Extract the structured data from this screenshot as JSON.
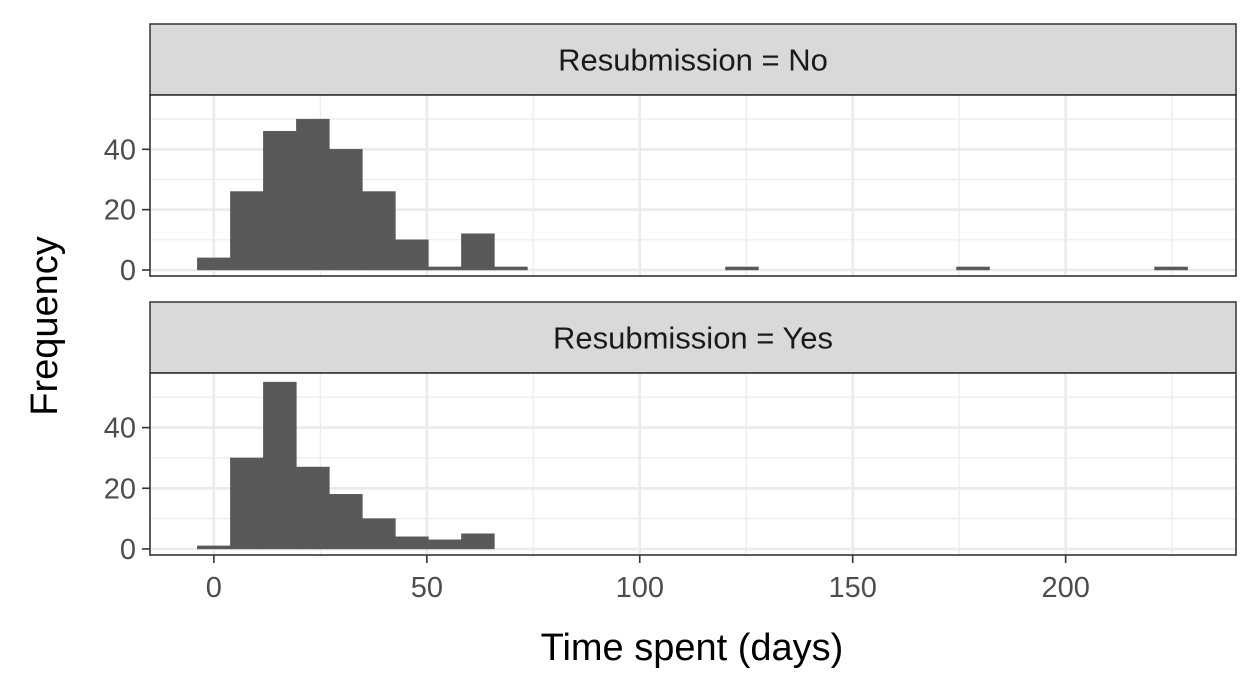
{
  "chart_data": {
    "type": "bar",
    "subtype": "faceted-histogram",
    "xlabel": "Time spent (days)",
    "ylabel": "Frequency",
    "xlim": [
      -15,
      240
    ],
    "x_ticks": [
      0,
      50,
      100,
      150,
      200
    ],
    "y_ticks": [
      0,
      20,
      40
    ],
    "ylim": [
      -2,
      58
    ],
    "bin_width": 7.75,
    "grid": true,
    "theme": {
      "bar_color": "#595959",
      "strip_fill": "#d9d9d9",
      "panel_border": "#333333",
      "grid_color": "#ebebeb"
    },
    "facets": [
      {
        "strip_label": "Resubmission = No",
        "bins": [
          {
            "x": 0.0,
            "count": 4
          },
          {
            "x": 7.75,
            "count": 26
          },
          {
            "x": 15.5,
            "count": 46
          },
          {
            "x": 23.25,
            "count": 50
          },
          {
            "x": 31.0,
            "count": 40
          },
          {
            "x": 38.75,
            "count": 26
          },
          {
            "x": 46.5,
            "count": 10
          },
          {
            "x": 54.25,
            "count": 1
          },
          {
            "x": 62.0,
            "count": 12
          },
          {
            "x": 69.75,
            "count": 1
          },
          {
            "x": 124.0,
            "count": 1
          },
          {
            "x": 178.25,
            "count": 1
          },
          {
            "x": 224.75,
            "count": 1
          }
        ]
      },
      {
        "strip_label": "Resubmission = Yes",
        "bins": [
          {
            "x": 0.0,
            "count": 1
          },
          {
            "x": 7.75,
            "count": 30
          },
          {
            "x": 15.5,
            "count": 55
          },
          {
            "x": 23.25,
            "count": 27
          },
          {
            "x": 31.0,
            "count": 18
          },
          {
            "x": 38.75,
            "count": 10
          },
          {
            "x": 46.5,
            "count": 4
          },
          {
            "x": 54.25,
            "count": 3
          },
          {
            "x": 62.0,
            "count": 5
          }
        ]
      }
    ]
  }
}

* REQUIRED WORK *
All the material shown above is to be copied exactly, with no pictures carried over.

* OUTPUT FOR THIS EXERCISE *
Extract the structured data from this screenshot as JSON.
{
  "chart_data": {
    "type": "bar",
    "subtype": "faceted-histogram",
    "xlabel": "Time spent (days)",
    "ylabel": "Frequency",
    "xlim": [
      -15,
      240
    ],
    "x_ticks": [
      0,
      50,
      100,
      150,
      200
    ],
    "y_ticks": [
      0,
      20,
      40
    ],
    "ylim": [
      -2,
      58
    ],
    "bin_width": 7.75,
    "grid": true,
    "theme": {
      "bar_color": "#595959",
      "strip_fill": "#d9d9d9",
      "panel_border": "#333333",
      "grid_color": "#ebebeb"
    },
    "facets": [
      {
        "strip_label": "Resubmission = No",
        "bins": [
          {
            "x": 0.0,
            "count": 4
          },
          {
            "x": 7.75,
            "count": 26
          },
          {
            "x": 15.5,
            "count": 46
          },
          {
            "x": 23.25,
            "count": 50
          },
          {
            "x": 31.0,
            "count": 40
          },
          {
            "x": 38.75,
            "count": 26
          },
          {
            "x": 46.5,
            "count": 10
          },
          {
            "x": 54.25,
            "count": 1
          },
          {
            "x": 62.0,
            "count": 12
          },
          {
            "x": 69.75,
            "count": 1
          },
          {
            "x": 124.0,
            "count": 1
          },
          {
            "x": 178.25,
            "count": 1
          },
          {
            "x": 224.75,
            "count": 1
          }
        ]
      },
      {
        "strip_label": "Resubmission = Yes",
        "bins": [
          {
            "x": 0.0,
            "count": 1
          },
          {
            "x": 7.75,
            "count": 30
          },
          {
            "x": 15.5,
            "count": 55
          },
          {
            "x": 23.25,
            "count": 27
          },
          {
            "x": 31.0,
            "count": 18
          },
          {
            "x": 38.75,
            "count": 10
          },
          {
            "x": 46.5,
            "count": 4
          },
          {
            "x": 54.25,
            "count": 3
          },
          {
            "x": 62.0,
            "count": 5
          }
        ]
      }
    ]
  }
}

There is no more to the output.